**Given records:**

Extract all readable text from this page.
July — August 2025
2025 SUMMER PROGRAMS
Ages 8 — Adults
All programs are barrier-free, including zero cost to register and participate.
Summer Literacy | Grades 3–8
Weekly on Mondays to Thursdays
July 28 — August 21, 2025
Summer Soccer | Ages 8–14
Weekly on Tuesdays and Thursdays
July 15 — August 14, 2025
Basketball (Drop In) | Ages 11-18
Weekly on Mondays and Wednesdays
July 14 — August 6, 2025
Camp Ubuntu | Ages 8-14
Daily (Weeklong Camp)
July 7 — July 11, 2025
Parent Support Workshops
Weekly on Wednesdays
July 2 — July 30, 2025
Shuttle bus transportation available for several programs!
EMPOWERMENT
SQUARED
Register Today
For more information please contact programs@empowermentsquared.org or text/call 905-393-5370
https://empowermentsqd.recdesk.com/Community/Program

* * *

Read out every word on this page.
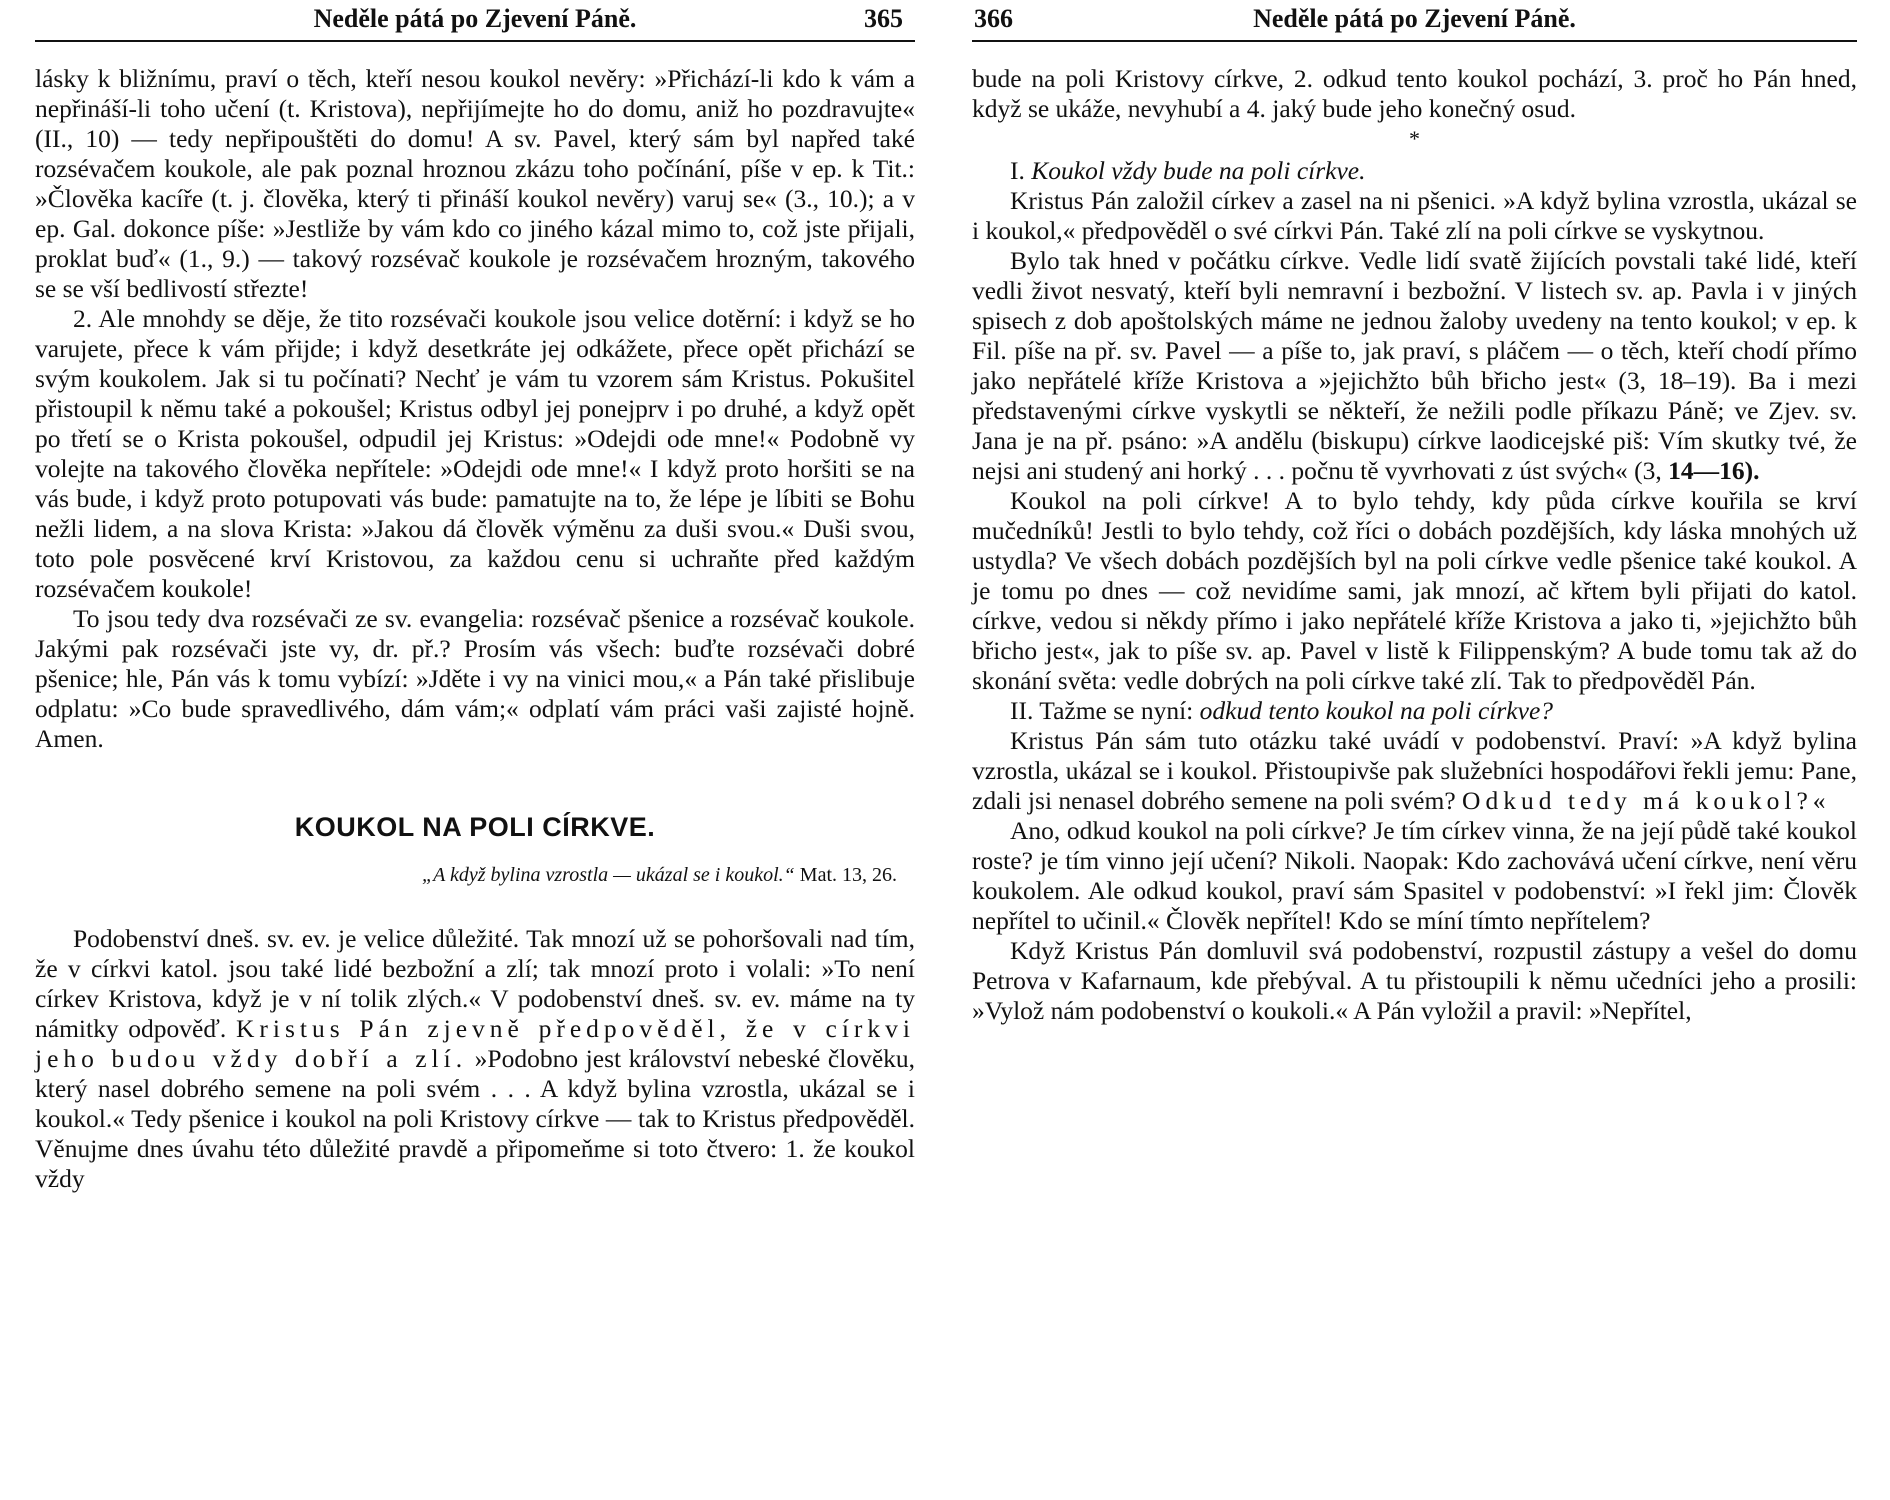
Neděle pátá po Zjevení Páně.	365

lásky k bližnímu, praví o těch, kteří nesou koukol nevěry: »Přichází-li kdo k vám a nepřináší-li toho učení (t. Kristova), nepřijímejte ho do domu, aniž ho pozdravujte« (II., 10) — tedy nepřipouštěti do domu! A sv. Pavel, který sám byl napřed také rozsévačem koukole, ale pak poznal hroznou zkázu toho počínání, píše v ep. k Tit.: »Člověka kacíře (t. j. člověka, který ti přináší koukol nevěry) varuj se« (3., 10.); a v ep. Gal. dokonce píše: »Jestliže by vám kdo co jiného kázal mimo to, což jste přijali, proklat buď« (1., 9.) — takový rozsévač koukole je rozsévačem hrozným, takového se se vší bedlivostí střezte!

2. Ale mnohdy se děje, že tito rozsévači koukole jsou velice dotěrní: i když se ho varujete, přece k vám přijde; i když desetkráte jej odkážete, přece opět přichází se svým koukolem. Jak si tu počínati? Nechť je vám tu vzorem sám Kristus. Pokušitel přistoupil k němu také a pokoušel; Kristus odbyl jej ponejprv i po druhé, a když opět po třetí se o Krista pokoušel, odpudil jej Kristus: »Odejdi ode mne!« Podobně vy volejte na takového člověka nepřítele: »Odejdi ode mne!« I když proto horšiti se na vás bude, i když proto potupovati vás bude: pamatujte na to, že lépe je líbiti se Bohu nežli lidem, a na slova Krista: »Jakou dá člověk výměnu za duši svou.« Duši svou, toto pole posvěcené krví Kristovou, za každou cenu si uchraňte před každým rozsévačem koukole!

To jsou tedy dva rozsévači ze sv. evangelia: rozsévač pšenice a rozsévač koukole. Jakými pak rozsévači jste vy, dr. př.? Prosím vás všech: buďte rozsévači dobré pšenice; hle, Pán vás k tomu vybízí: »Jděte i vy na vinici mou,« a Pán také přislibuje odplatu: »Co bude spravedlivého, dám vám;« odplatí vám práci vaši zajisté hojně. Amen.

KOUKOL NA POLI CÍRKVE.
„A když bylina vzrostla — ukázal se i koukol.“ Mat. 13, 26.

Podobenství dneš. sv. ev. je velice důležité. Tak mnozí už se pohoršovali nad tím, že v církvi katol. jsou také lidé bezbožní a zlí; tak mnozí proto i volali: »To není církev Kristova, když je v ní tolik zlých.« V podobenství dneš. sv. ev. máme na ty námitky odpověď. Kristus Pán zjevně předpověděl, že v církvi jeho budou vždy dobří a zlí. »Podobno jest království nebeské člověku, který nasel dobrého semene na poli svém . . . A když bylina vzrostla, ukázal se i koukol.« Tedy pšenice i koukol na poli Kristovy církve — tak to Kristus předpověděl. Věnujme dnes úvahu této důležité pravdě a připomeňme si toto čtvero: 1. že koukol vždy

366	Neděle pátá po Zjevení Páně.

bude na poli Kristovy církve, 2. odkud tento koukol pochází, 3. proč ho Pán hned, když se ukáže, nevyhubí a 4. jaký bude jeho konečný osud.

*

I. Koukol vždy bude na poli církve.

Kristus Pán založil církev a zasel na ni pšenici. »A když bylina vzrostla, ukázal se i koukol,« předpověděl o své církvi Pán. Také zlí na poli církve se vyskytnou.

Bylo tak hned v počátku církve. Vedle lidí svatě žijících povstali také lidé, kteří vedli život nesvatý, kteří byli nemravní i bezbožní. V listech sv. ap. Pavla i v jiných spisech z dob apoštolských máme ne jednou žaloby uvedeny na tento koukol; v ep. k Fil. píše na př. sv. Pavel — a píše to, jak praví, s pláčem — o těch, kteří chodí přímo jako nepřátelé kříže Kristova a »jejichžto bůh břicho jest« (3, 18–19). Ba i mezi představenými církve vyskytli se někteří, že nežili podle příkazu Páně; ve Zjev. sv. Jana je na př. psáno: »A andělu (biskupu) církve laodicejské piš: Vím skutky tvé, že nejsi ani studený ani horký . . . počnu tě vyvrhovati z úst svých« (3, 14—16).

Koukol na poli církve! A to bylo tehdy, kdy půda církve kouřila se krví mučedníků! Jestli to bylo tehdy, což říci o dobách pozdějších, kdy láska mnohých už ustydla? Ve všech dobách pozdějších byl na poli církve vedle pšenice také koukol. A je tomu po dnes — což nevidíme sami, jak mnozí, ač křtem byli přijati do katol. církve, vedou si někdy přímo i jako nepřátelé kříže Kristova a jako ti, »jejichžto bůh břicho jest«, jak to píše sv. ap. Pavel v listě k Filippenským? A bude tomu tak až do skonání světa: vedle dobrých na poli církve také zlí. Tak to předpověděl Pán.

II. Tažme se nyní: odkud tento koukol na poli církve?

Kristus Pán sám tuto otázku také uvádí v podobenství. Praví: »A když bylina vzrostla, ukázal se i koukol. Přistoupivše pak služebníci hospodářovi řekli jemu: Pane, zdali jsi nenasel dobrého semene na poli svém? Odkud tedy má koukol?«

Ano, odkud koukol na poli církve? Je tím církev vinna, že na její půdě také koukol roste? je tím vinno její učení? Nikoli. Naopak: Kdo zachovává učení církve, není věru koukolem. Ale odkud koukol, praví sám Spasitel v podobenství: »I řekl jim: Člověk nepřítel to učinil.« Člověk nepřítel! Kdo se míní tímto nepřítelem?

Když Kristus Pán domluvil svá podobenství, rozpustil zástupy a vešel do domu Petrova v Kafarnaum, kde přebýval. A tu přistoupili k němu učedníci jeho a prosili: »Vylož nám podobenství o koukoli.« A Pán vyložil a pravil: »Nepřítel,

--

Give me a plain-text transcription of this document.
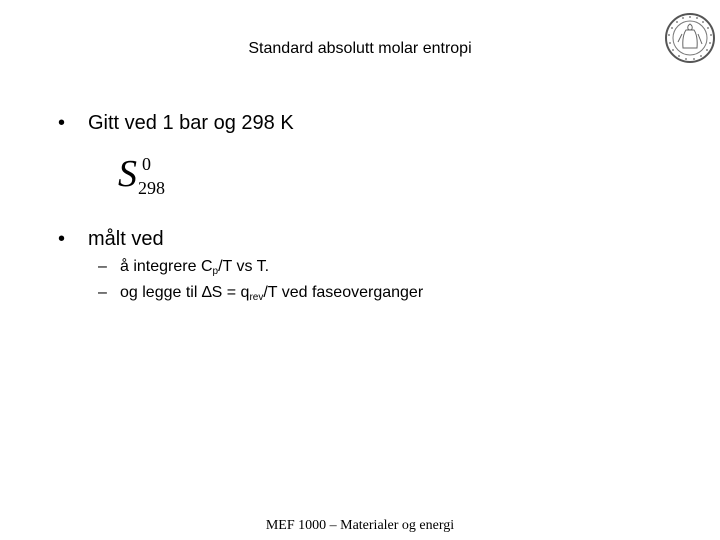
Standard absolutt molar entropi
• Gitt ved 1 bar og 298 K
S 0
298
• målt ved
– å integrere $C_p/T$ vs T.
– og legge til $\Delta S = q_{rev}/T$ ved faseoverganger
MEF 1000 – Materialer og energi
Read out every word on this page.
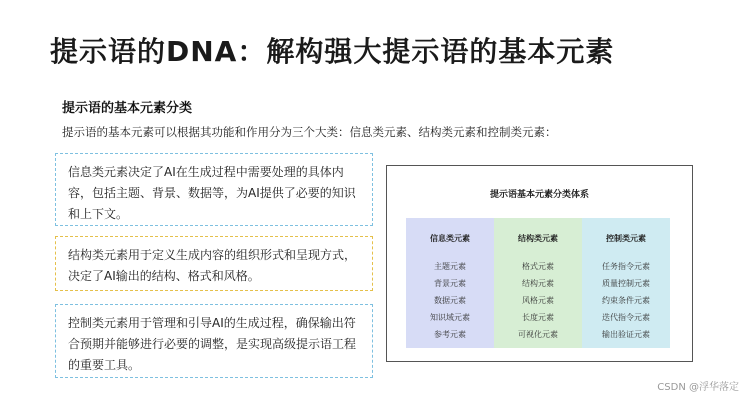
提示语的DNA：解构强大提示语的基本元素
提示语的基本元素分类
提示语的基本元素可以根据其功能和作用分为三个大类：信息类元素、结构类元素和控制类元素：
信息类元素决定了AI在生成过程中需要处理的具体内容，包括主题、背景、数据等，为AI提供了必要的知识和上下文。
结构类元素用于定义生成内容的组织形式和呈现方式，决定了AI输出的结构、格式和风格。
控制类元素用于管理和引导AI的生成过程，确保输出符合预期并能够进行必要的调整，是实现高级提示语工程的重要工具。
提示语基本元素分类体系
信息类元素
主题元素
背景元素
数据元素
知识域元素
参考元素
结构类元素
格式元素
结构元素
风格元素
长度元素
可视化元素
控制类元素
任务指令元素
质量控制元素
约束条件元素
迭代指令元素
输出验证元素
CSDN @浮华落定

**What the exercise asks:** Look over the listing. Pull out every line with the string "Wednesdays" in it.

**Result of the task:**
Weekly on Mondays and Wednesdays
Weekly on Wednesdays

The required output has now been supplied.